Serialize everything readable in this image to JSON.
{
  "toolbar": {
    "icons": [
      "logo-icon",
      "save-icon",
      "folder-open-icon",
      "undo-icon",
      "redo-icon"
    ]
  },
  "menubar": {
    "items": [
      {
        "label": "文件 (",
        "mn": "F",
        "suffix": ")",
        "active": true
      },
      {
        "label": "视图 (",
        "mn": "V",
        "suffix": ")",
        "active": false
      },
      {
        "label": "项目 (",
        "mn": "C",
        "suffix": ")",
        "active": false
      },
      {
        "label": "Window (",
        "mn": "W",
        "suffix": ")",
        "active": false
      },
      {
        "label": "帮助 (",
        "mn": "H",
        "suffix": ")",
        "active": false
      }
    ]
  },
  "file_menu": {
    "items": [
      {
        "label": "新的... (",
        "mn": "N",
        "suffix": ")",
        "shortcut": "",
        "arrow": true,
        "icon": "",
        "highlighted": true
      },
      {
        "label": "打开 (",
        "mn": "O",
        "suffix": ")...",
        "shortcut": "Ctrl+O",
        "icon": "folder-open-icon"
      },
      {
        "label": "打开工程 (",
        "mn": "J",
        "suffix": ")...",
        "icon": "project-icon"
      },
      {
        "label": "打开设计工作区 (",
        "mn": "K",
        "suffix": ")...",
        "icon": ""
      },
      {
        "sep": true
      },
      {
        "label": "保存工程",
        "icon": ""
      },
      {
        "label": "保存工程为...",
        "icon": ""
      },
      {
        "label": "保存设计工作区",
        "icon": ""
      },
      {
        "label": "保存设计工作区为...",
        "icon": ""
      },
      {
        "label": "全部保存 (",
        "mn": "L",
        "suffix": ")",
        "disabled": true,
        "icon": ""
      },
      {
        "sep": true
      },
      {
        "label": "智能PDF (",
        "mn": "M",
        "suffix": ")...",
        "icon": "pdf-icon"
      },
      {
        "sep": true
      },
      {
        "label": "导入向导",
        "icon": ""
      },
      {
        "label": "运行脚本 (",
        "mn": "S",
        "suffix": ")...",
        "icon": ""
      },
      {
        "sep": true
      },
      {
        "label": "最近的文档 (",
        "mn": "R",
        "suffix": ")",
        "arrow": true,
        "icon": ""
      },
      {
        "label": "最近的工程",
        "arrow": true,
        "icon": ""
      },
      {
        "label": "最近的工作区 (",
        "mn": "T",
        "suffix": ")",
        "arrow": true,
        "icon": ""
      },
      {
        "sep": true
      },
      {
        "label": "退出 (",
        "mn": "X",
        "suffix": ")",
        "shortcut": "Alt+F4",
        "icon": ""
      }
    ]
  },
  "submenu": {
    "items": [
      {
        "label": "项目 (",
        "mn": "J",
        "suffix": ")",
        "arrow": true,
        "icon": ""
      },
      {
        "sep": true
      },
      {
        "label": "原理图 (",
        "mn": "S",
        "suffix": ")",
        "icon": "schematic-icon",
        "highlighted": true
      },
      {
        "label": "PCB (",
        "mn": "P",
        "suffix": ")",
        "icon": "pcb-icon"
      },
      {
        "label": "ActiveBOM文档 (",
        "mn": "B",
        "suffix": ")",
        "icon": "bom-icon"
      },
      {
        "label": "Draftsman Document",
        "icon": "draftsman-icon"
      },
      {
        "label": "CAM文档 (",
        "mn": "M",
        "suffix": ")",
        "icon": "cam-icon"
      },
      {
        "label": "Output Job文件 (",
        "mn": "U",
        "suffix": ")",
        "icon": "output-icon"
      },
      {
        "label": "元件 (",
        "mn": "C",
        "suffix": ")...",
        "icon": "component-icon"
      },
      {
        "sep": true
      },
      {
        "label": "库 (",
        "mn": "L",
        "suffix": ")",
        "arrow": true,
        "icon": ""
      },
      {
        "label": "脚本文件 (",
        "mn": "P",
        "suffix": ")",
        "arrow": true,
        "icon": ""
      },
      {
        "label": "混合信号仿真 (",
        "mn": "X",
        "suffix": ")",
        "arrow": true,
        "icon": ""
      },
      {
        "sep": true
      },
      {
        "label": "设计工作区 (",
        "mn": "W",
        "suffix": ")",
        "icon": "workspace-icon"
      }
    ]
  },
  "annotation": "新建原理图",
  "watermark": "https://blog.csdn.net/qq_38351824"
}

Set task.
Quote the data in full, keeping each word unchanged.

Output below.
Serialize everything readable in this image to JSON.
{
  "toolbar": {
    "icons": [
      "logo-icon",
      "save-icon",
      "folder-open-icon",
      "undo-icon",
      "redo-icon"
    ]
  },
  "menubar": {
    "items": [
      {
        "label": "文件 (",
        "mn": "F",
        "suffix": ")",
        "active": true
      },
      {
        "label": "视图 (",
        "mn": "V",
        "suffix": ")",
        "active": false
      },
      {
        "label": "项目 (",
        "mn": "C",
        "suffix": ")",
        "active": false
      },
      {
        "label": "Window (",
        "mn": "W",
        "suffix": ")",
        "active": false
      },
      {
        "label": "帮助 (",
        "mn": "H",
        "suffix": ")",
        "active": false
      }
    ]
  },
  "file_menu": {
    "items": [
      {
        "label": "新的... (",
        "mn": "N",
        "suffix": ")",
        "shortcut": "",
        "arrow": true,
        "icon": "",
        "highlighted": true
      },
      {
        "label": "打开 (",
        "mn": "O",
        "suffix": ")...",
        "shortcut": "Ctrl+O",
        "icon": "folder-open-icon"
      },
      {
        "label": "打开工程 (",
        "mn": "J",
        "suffix": ")...",
        "icon": "project-icon"
      },
      {
        "label": "打开设计工作区 (",
        "mn": "K",
        "suffix": ")...",
        "icon": ""
      },
      {
        "sep": true
      },
      {
        "label": "保存工程",
        "icon": ""
      },
      {
        "label": "保存工程为...",
        "icon": ""
      },
      {
        "label": "保存设计工作区",
        "icon": ""
      },
      {
        "label": "保存设计工作区为...",
        "icon": ""
      },
      {
        "label": "全部保存 (",
        "mn": "L",
        "suffix": ")",
        "disabled": true,
        "icon": ""
      },
      {
        "sep": true
      },
      {
        "label": "智能PDF (",
        "mn": "M",
        "suffix": ")...",
        "icon": "pdf-icon"
      },
      {
        "sep": true
      },
      {
        "label": "导入向导",
        "icon": ""
      },
      {
        "label": "运行脚本 (",
        "mn": "S",
        "suffix": ")...",
        "icon": ""
      },
      {
        "sep": true
      },
      {
        "label": "最近的文档 (",
        "mn": "R",
        "suffix": ")",
        "arrow": true,
        "icon": ""
      },
      {
        "label": "最近的工程",
        "arrow": true,
        "icon": ""
      },
      {
        "label": "最近的工作区 (",
        "mn": "T",
        "suffix": ")",
        "arrow": true,
        "icon": ""
      },
      {
        "sep": true
      },
      {
        "label": "退出 (",
        "mn": "X",
        "suffix": ")",
        "shortcut": "Alt+F4",
        "icon": ""
      }
    ]
  },
  "submenu": {
    "items": [
      {
        "label": "项目 (",
        "mn": "J",
        "suffix": ")",
        "arrow": true,
        "icon": ""
      },
      {
        "sep": true
      },
      {
        "label": "原理图 (",
        "mn": "S",
        "suffix": ")",
        "icon": "schematic-icon",
        "highlighted": true
      },
      {
        "label": "PCB (",
        "mn": "P",
        "suffix": ")",
        "icon": "pcb-icon"
      },
      {
        "label": "ActiveBOM文档 (",
        "mn": "B",
        "suffix": ")",
        "icon": "bom-icon"
      },
      {
        "label": "Draftsman Document",
        "icon": "draftsman-icon"
      },
      {
        "label": "CAM文档 (",
        "mn": "M",
        "suffix": ")",
        "icon": "cam-icon"
      },
      {
        "label": "Output Job文件 (",
        "mn": "U",
        "suffix": ")",
        "icon": "output-icon"
      },
      {
        "label": "元件 (",
        "mn": "C",
        "suffix": ")...",
        "icon": "component-icon"
      },
      {
        "sep": true
      },
      {
        "label": "库 (",
        "mn": "L",
        "suffix": ")",
        "arrow": true,
        "icon": ""
      },
      {
        "label": "脚本文件 (",
        "mn": "P",
        "suffix": ")",
        "arrow": true,
        "icon": ""
      },
      {
        "label": "混合信号仿真 (",
        "mn": "X",
        "suffix": ")",
        "arrow": true,
        "icon": ""
      },
      {
        "sep": true
      },
      {
        "label": "设计工作区 (",
        "mn": "W",
        "suffix": ")",
        "icon": "workspace-icon"
      }
    ]
  },
  "annotation": "新建原理图",
  "watermark": "https://blog.csdn.net/qq_38351824"
}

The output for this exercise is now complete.